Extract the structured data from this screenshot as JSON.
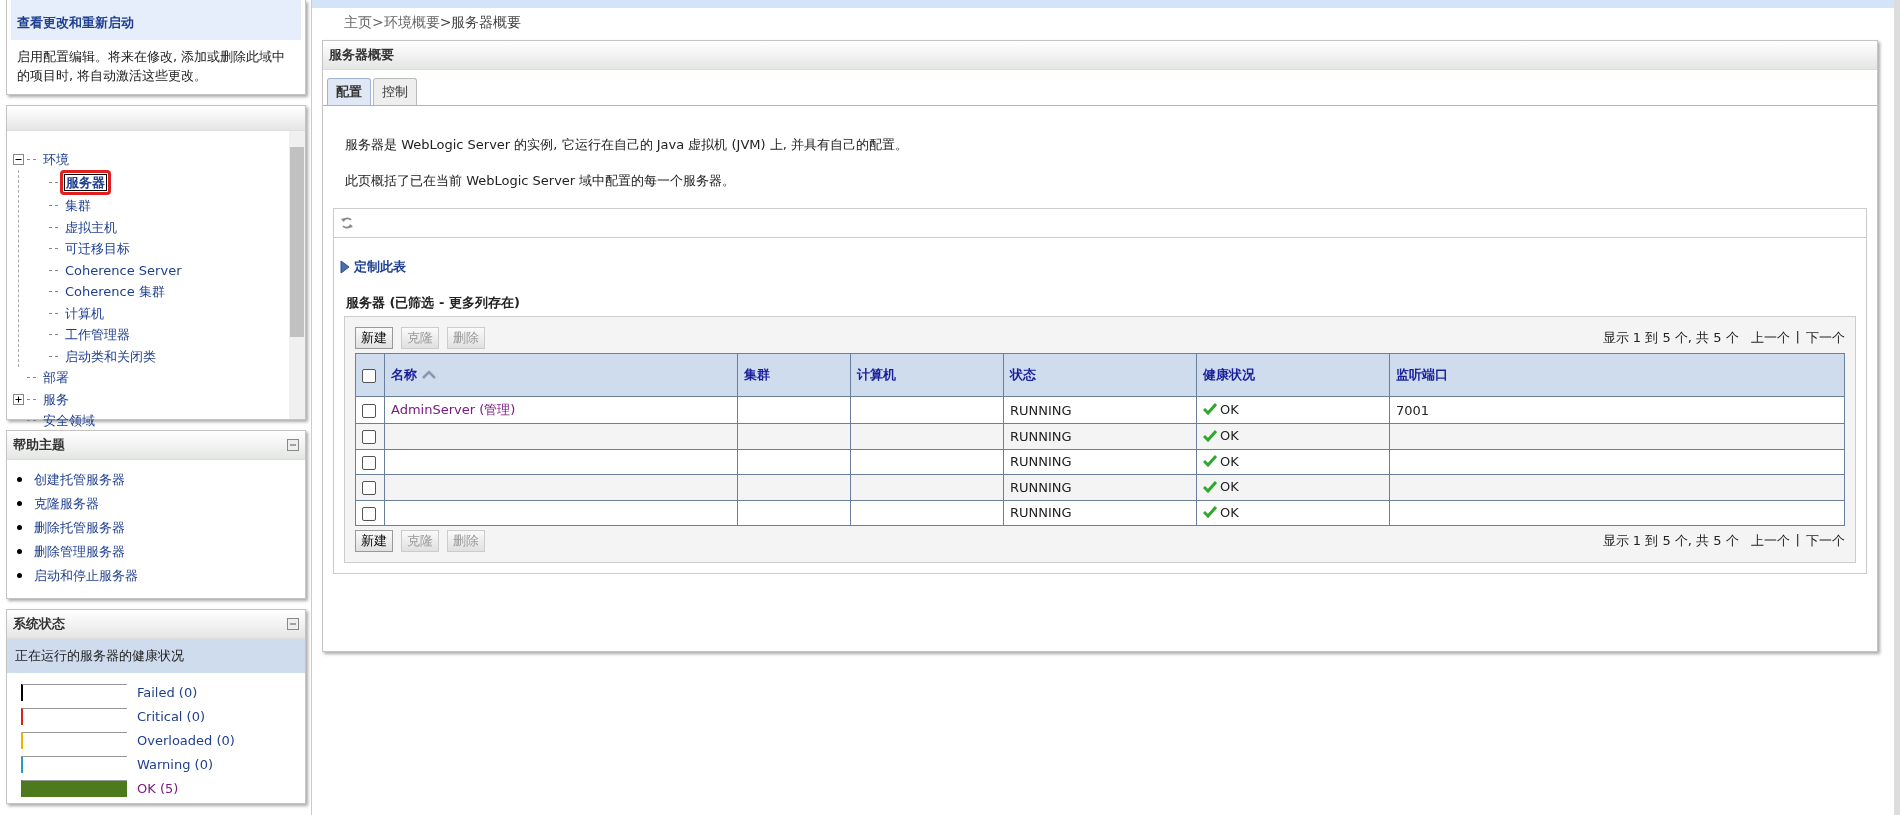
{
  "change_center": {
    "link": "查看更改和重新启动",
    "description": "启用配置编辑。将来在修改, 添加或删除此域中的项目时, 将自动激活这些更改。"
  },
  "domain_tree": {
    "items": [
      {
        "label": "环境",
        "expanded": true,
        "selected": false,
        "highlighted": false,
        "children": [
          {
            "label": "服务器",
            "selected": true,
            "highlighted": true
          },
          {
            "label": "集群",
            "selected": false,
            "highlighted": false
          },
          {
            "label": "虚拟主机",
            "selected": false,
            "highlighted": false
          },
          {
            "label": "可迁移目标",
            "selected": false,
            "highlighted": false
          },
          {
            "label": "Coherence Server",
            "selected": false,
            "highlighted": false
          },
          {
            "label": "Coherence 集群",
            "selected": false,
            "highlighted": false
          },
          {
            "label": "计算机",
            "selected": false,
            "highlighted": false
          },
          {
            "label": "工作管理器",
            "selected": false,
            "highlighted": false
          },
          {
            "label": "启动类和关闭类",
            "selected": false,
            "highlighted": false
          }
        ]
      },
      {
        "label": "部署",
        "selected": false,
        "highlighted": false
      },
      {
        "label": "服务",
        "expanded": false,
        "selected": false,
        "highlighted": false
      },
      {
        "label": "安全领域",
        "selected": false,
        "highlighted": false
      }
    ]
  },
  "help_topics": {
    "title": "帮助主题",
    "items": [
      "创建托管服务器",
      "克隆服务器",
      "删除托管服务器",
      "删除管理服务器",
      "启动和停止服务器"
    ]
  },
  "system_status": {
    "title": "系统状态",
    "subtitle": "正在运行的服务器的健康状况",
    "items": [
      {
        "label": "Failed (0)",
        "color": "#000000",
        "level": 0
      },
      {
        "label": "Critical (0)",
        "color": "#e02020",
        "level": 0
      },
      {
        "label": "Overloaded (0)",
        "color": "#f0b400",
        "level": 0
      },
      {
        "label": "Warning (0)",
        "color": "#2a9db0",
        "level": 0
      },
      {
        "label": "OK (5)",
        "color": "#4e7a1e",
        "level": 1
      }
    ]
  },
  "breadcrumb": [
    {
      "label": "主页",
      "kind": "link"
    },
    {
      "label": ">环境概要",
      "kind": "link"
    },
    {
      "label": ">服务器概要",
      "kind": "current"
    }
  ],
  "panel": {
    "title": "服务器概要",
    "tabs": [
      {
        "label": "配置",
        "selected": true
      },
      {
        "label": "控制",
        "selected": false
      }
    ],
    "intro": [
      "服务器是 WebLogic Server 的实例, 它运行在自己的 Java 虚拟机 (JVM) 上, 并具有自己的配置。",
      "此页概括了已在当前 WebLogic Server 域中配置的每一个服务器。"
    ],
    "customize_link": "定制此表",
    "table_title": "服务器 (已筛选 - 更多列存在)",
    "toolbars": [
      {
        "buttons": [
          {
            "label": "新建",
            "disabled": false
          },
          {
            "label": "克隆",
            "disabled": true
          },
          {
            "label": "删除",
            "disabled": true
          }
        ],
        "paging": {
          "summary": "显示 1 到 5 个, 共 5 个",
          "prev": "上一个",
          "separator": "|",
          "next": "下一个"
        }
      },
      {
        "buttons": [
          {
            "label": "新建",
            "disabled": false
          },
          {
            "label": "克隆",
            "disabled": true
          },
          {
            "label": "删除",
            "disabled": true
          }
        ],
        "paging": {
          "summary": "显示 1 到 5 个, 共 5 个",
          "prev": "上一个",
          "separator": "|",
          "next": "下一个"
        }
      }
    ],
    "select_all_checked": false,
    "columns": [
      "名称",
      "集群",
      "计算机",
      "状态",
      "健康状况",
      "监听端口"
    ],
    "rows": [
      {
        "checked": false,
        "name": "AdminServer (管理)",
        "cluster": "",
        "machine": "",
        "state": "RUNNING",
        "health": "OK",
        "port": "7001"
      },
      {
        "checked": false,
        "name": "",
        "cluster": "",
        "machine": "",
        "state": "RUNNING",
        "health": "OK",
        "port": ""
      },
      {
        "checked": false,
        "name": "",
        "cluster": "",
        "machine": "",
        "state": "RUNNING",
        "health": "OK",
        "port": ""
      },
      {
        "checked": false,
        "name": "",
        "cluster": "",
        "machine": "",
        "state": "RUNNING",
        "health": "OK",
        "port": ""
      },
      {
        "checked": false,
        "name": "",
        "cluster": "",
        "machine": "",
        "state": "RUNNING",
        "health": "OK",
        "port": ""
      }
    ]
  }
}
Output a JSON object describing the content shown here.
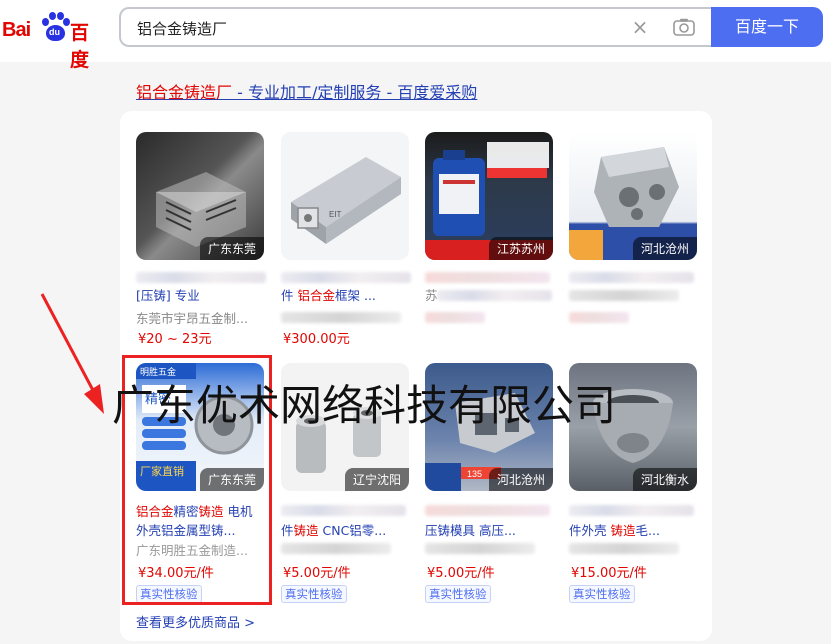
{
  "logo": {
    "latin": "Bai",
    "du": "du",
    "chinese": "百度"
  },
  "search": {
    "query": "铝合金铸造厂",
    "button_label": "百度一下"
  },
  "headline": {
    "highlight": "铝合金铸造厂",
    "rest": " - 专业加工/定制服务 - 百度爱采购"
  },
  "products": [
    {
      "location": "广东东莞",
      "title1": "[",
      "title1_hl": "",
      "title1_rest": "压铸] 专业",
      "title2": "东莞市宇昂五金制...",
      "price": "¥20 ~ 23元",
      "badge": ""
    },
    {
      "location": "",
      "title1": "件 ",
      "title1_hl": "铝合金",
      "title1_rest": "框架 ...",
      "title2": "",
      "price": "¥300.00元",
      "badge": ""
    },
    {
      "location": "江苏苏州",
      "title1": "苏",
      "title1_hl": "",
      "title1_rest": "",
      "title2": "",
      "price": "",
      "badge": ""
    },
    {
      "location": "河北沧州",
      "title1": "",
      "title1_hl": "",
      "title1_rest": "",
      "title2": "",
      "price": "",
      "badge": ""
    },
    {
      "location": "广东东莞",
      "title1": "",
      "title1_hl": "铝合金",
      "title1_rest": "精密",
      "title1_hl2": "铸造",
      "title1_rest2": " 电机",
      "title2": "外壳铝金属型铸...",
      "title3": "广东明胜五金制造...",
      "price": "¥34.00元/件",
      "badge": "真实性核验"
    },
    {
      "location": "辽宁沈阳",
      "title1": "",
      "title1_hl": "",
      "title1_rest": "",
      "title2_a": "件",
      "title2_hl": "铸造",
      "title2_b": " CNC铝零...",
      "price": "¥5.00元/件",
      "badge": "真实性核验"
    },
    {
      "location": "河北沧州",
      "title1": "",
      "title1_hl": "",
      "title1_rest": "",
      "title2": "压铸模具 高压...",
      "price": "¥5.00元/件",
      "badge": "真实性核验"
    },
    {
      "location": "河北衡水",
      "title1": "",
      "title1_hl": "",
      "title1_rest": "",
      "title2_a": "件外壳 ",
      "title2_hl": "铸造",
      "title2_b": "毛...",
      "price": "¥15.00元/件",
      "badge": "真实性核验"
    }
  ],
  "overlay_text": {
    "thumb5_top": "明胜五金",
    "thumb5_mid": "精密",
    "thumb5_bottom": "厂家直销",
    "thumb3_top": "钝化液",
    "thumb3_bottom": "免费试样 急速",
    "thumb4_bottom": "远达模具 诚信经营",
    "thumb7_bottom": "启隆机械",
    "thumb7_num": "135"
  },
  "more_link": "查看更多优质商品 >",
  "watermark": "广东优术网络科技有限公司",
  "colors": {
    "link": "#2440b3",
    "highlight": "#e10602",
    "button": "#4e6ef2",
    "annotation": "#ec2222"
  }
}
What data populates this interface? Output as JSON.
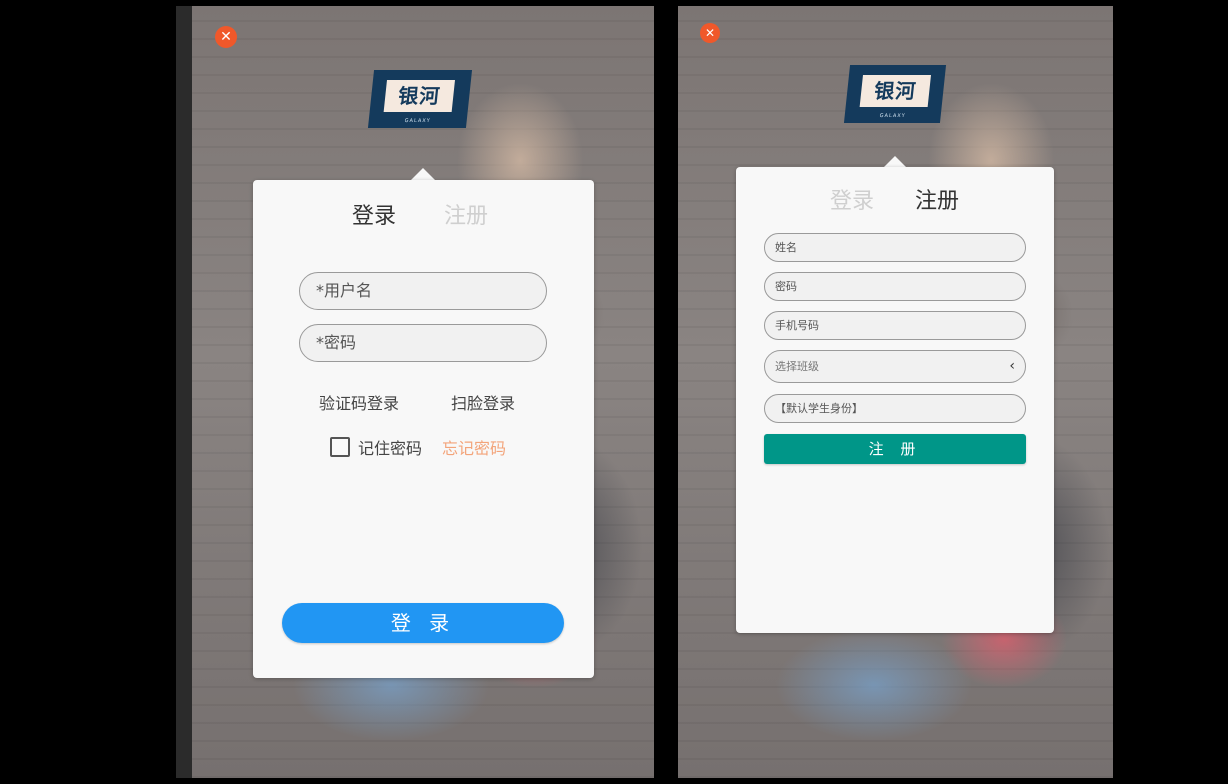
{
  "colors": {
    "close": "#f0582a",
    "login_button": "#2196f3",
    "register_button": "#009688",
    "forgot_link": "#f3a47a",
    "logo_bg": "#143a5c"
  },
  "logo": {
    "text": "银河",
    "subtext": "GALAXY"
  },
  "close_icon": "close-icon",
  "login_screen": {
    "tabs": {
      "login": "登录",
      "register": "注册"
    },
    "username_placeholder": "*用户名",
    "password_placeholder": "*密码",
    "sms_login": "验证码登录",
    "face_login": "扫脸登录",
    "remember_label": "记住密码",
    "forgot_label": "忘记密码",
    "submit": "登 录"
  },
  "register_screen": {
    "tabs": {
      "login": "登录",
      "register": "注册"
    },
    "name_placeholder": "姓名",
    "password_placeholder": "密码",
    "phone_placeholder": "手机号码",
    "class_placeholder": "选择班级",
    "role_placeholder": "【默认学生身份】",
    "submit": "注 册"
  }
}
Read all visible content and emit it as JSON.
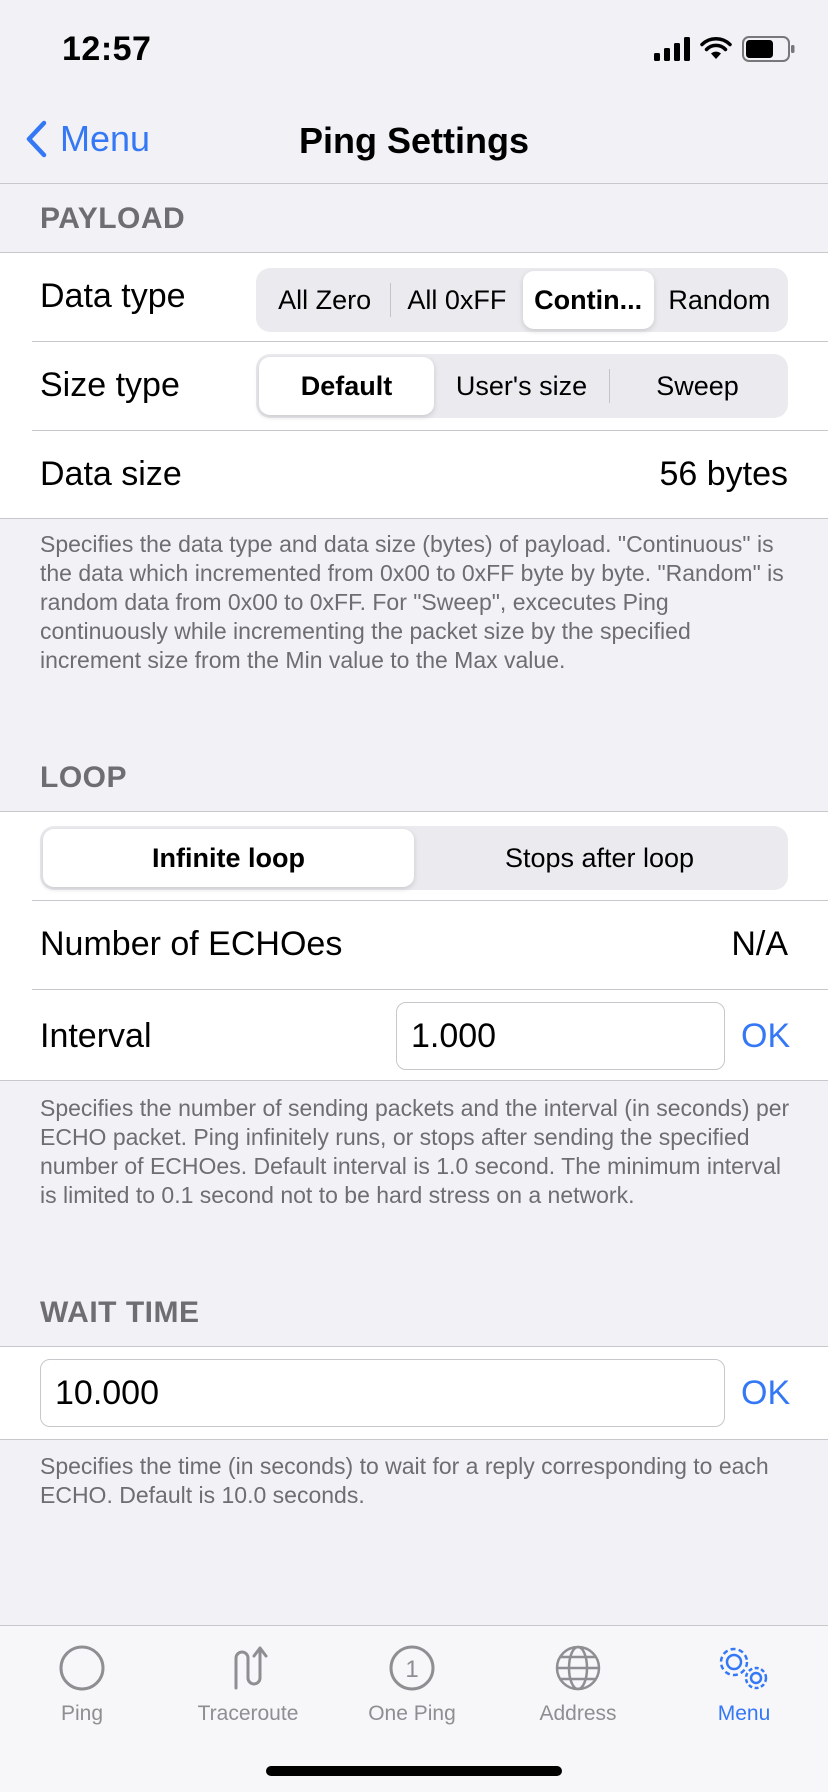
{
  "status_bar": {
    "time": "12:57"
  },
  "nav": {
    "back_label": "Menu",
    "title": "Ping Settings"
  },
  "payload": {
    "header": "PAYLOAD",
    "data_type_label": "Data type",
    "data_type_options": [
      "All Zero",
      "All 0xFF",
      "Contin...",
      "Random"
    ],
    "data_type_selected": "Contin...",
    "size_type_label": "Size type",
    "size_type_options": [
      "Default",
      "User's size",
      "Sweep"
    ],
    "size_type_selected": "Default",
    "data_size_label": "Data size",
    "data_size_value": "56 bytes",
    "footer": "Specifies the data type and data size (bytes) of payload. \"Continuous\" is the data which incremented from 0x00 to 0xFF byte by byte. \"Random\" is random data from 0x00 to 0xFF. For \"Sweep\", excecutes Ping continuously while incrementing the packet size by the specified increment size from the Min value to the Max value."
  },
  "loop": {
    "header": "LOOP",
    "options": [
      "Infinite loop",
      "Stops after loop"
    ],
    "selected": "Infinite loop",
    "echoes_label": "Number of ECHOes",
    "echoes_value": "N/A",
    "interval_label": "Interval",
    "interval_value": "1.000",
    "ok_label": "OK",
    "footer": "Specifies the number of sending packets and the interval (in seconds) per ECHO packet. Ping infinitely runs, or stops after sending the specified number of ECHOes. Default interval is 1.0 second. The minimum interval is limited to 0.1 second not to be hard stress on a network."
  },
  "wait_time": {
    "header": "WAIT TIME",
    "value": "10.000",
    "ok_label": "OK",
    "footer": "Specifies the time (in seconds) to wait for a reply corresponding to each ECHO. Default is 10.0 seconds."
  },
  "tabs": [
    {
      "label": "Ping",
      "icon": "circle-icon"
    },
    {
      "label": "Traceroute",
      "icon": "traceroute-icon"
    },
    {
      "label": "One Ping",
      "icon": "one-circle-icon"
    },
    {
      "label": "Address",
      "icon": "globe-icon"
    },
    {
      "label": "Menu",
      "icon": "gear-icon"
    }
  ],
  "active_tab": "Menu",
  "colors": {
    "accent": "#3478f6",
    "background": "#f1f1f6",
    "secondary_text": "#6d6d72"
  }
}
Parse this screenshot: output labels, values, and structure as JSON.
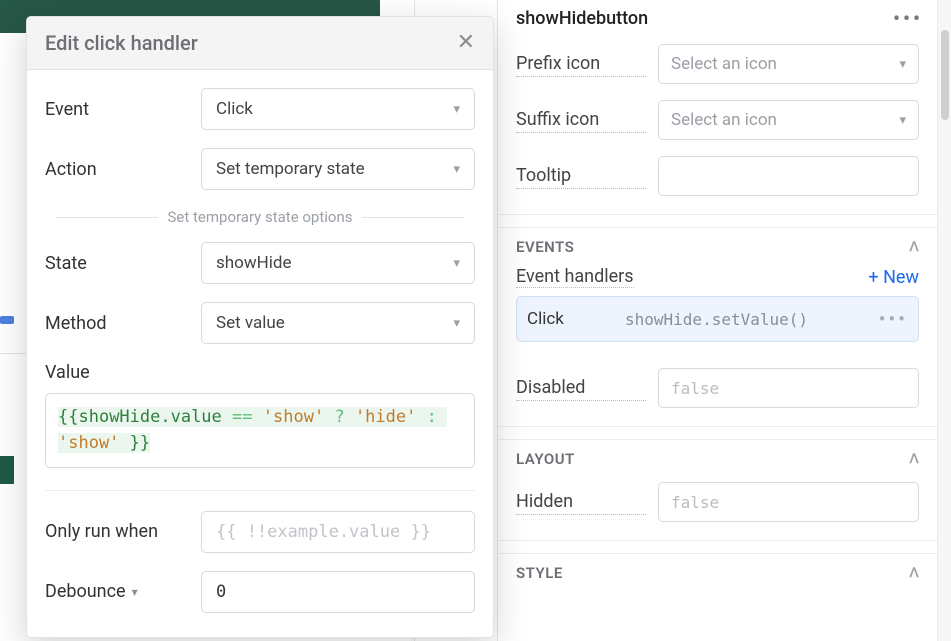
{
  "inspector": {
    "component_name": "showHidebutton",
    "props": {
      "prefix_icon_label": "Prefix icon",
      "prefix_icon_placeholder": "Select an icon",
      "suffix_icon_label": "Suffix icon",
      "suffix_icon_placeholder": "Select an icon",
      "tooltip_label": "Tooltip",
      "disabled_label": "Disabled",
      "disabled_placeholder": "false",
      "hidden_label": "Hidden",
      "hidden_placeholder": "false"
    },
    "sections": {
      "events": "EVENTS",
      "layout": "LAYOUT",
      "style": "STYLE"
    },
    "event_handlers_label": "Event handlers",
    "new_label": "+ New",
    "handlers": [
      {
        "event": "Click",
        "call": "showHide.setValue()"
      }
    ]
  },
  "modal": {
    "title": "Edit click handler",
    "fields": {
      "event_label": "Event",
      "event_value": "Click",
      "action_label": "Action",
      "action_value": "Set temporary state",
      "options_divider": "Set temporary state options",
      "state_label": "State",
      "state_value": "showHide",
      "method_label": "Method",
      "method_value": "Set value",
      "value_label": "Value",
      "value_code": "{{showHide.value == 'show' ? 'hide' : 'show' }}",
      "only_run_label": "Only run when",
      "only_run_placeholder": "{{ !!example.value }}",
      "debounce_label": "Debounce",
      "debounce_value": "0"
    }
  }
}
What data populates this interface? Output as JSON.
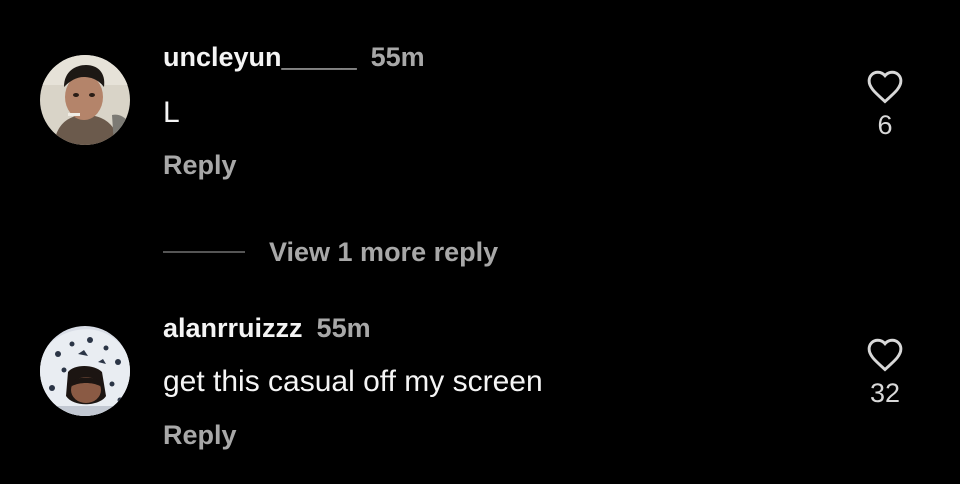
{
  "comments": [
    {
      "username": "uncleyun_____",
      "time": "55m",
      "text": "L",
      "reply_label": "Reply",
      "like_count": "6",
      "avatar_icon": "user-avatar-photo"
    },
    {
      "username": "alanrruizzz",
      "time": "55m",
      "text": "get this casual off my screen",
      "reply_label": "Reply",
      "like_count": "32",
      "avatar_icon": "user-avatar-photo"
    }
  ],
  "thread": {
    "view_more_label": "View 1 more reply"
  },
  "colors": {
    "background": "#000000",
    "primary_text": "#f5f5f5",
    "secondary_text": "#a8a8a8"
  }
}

*-*-*

Copy every line of the listing where the word "from" appears.

### RESPONSE TO THIS TASK:
Extract the structured data from this screenshot as JSON.
    "footer": "Specifies the data type and data size (bytes) of payload. \"Continuous\" is the data which incremented from 0x00 to 0xFF byte by byte. \"Random\" is random data from 0x00 to 0xFF. For \"Sweep\", excecutes Ping continuously while incrementing the packet size by the specified increment size from the Min value to the Max value."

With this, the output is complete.